# Exercise
Read the records and write them out again exactly.

╭──

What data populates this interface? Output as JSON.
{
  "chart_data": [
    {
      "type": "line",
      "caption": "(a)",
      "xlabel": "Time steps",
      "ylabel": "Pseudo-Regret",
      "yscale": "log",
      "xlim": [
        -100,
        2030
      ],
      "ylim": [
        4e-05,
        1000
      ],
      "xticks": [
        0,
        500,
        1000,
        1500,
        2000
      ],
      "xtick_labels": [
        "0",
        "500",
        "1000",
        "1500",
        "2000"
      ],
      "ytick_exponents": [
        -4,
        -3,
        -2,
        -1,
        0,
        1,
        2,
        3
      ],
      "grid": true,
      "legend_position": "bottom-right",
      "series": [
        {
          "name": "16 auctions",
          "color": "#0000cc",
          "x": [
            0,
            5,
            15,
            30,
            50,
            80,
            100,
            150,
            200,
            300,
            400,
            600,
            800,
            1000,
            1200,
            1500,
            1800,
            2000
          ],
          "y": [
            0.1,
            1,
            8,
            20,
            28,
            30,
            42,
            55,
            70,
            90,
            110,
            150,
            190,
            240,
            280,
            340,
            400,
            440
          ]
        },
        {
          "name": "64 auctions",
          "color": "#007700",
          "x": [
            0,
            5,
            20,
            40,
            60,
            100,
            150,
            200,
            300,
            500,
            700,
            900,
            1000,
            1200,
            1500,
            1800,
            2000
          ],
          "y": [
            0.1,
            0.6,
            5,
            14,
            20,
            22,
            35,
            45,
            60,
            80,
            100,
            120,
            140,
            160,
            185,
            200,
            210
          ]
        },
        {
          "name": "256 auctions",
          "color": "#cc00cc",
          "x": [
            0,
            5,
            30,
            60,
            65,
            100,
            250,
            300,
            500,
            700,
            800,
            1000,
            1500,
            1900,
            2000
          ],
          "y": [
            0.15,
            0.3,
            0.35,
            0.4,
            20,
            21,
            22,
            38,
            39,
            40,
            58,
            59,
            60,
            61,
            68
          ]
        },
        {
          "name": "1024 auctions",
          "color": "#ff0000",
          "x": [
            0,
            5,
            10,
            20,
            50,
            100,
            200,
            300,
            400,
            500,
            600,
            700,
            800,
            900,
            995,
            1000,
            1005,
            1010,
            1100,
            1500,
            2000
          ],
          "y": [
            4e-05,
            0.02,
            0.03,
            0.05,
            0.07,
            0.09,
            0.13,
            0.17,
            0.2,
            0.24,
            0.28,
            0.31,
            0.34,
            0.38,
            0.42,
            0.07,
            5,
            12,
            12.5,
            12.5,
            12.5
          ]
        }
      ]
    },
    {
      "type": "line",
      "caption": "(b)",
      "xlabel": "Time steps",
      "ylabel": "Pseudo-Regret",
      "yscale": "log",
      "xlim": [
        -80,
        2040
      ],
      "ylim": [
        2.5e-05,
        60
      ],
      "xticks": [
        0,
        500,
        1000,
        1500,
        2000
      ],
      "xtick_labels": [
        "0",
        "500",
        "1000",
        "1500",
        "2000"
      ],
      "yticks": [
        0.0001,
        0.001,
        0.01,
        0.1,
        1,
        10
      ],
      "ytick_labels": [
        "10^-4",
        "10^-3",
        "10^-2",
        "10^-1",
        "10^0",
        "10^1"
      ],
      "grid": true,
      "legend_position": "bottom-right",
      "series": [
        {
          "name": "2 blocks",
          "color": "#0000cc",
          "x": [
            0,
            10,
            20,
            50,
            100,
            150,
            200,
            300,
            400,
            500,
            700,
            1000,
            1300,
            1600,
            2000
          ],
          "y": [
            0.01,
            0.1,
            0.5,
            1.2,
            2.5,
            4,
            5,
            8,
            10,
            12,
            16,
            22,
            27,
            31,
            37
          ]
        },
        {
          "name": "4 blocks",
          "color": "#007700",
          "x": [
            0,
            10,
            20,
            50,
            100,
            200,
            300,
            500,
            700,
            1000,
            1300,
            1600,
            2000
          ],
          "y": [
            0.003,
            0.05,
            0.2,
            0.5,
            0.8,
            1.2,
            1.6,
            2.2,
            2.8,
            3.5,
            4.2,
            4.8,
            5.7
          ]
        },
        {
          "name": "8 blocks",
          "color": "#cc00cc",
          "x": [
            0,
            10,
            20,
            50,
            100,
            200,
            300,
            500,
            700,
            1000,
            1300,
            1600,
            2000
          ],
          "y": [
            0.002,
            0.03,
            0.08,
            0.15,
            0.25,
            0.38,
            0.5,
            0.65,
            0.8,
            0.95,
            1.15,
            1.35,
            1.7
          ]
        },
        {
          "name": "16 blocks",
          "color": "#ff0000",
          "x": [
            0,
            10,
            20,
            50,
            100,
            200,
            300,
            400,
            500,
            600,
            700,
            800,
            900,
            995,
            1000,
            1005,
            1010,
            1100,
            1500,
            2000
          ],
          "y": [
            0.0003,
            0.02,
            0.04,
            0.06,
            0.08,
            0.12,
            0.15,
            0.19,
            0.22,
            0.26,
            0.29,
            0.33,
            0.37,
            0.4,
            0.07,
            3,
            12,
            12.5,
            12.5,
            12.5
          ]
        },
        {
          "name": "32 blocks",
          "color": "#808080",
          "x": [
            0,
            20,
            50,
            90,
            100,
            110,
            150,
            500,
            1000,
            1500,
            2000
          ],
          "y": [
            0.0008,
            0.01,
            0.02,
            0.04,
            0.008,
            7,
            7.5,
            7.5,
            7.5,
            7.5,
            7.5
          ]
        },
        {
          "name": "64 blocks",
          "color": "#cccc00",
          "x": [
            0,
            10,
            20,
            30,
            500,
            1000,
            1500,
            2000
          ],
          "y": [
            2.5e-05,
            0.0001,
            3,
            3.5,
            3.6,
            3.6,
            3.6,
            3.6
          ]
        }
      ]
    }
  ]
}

╰──

# The solution
What data populates this interface? Output as JSON.
{
  "chart_data": [
    {
      "type": "line",
      "caption": "(a)",
      "xlabel": "Time steps",
      "ylabel": "Pseudo-Regret",
      "yscale": "log",
      "xlim": [
        -100,
        2030
      ],
      "ylim": [
        4e-05,
        1000
      ],
      "xticks": [
        0,
        500,
        1000,
        1500,
        2000
      ],
      "xtick_labels": [
        "0",
        "500",
        "1000",
        "1500",
        "2000"
      ],
      "ytick_exponents": [
        -4,
        -3,
        -2,
        -1,
        0,
        1,
        2,
        3
      ],
      "grid": true,
      "legend_position": "bottom-right",
      "series": [
        {
          "name": "16 auctions",
          "color": "#0000cc",
          "x": [
            0,
            5,
            15,
            30,
            50,
            80,
            100,
            150,
            200,
            300,
            400,
            600,
            800,
            1000,
            1200,
            1500,
            1800,
            2000
          ],
          "y": [
            0.1,
            1,
            8,
            20,
            28,
            30,
            42,
            55,
            70,
            90,
            110,
            150,
            190,
            240,
            280,
            340,
            400,
            440
          ]
        },
        {
          "name": "64 auctions",
          "color": "#007700",
          "x": [
            0,
            5,
            20,
            40,
            60,
            100,
            150,
            200,
            300,
            500,
            700,
            900,
            1000,
            1200,
            1500,
            1800,
            2000
          ],
          "y": [
            0.1,
            0.6,
            5,
            14,
            20,
            22,
            35,
            45,
            60,
            80,
            100,
            120,
            140,
            160,
            185,
            200,
            210
          ]
        },
        {
          "name": "256 auctions",
          "color": "#cc00cc",
          "x": [
            0,
            5,
            30,
            60,
            65,
            100,
            250,
            300,
            500,
            700,
            800,
            1000,
            1500,
            1900,
            2000
          ],
          "y": [
            0.15,
            0.3,
            0.35,
            0.4,
            20,
            21,
            22,
            38,
            39,
            40,
            58,
            59,
            60,
            61,
            68
          ]
        },
        {
          "name": "1024 auctions",
          "color": "#ff0000",
          "x": [
            0,
            5,
            10,
            20,
            50,
            100,
            200,
            300,
            400,
            500,
            600,
            700,
            800,
            900,
            995,
            1000,
            1005,
            1010,
            1100,
            1500,
            2000
          ],
          "y": [
            4e-05,
            0.02,
            0.03,
            0.05,
            0.07,
            0.09,
            0.13,
            0.17,
            0.2,
            0.24,
            0.28,
            0.31,
            0.34,
            0.38,
            0.42,
            0.07,
            5,
            12,
            12.5,
            12.5,
            12.5
          ]
        }
      ]
    },
    {
      "type": "line",
      "caption": "(b)",
      "xlabel": "Time steps",
      "ylabel": "Pseudo-Regret",
      "yscale": "log",
      "xlim": [
        -80,
        2040
      ],
      "ylim": [
        2.5e-05,
        60
      ],
      "xticks": [
        0,
        500,
        1000,
        1500,
        2000
      ],
      "xtick_labels": [
        "0",
        "500",
        "1000",
        "1500",
        "2000"
      ],
      "yticks": [
        0.0001,
        0.001,
        0.01,
        0.1,
        1,
        10
      ],
      "ytick_labels": [
        "10^-4",
        "10^-3",
        "10^-2",
        "10^-1",
        "10^0",
        "10^1"
      ],
      "grid": true,
      "legend_position": "bottom-right",
      "series": [
        {
          "name": "2 blocks",
          "color": "#0000cc",
          "x": [
            0,
            10,
            20,
            50,
            100,
            150,
            200,
            300,
            400,
            500,
            700,
            1000,
            1300,
            1600,
            2000
          ],
          "y": [
            0.01,
            0.1,
            0.5,
            1.2,
            2.5,
            4,
            5,
            8,
            10,
            12,
            16,
            22,
            27,
            31,
            37
          ]
        },
        {
          "name": "4 blocks",
          "color": "#007700",
          "x": [
            0,
            10,
            20,
            50,
            100,
            200,
            300,
            500,
            700,
            1000,
            1300,
            1600,
            2000
          ],
          "y": [
            0.003,
            0.05,
            0.2,
            0.5,
            0.8,
            1.2,
            1.6,
            2.2,
            2.8,
            3.5,
            4.2,
            4.8,
            5.7
          ]
        },
        {
          "name": "8 blocks",
          "color": "#cc00cc",
          "x": [
            0,
            10,
            20,
            50,
            100,
            200,
            300,
            500,
            700,
            1000,
            1300,
            1600,
            2000
          ],
          "y": [
            0.002,
            0.03,
            0.08,
            0.15,
            0.25,
            0.38,
            0.5,
            0.65,
            0.8,
            0.95,
            1.15,
            1.35,
            1.7
          ]
        },
        {
          "name": "16 blocks",
          "color": "#ff0000",
          "x": [
            0,
            10,
            20,
            50,
            100,
            200,
            300,
            400,
            500,
            600,
            700,
            800,
            900,
            995,
            1000,
            1005,
            1010,
            1100,
            1500,
            2000
          ],
          "y": [
            0.0003,
            0.02,
            0.04,
            0.06,
            0.08,
            0.12,
            0.15,
            0.19,
            0.22,
            0.26,
            0.29,
            0.33,
            0.37,
            0.4,
            0.07,
            3,
            12,
            12.5,
            12.5,
            12.5
          ]
        },
        {
          "name": "32 blocks",
          "color": "#808080",
          "x": [
            0,
            20,
            50,
            90,
            100,
            110,
            150,
            500,
            1000,
            1500,
            2000
          ],
          "y": [
            0.0008,
            0.01,
            0.02,
            0.04,
            0.008,
            7,
            7.5,
            7.5,
            7.5,
            7.5,
            7.5
          ]
        },
        {
          "name": "64 blocks",
          "color": "#cccc00",
          "x": [
            0,
            10,
            20,
            30,
            500,
            1000,
            1500,
            2000
          ],
          "y": [
            2.5e-05,
            0.0001,
            3,
            3.5,
            3.6,
            3.6,
            3.6,
            3.6
          ]
        }
      ]
    }
  ]
}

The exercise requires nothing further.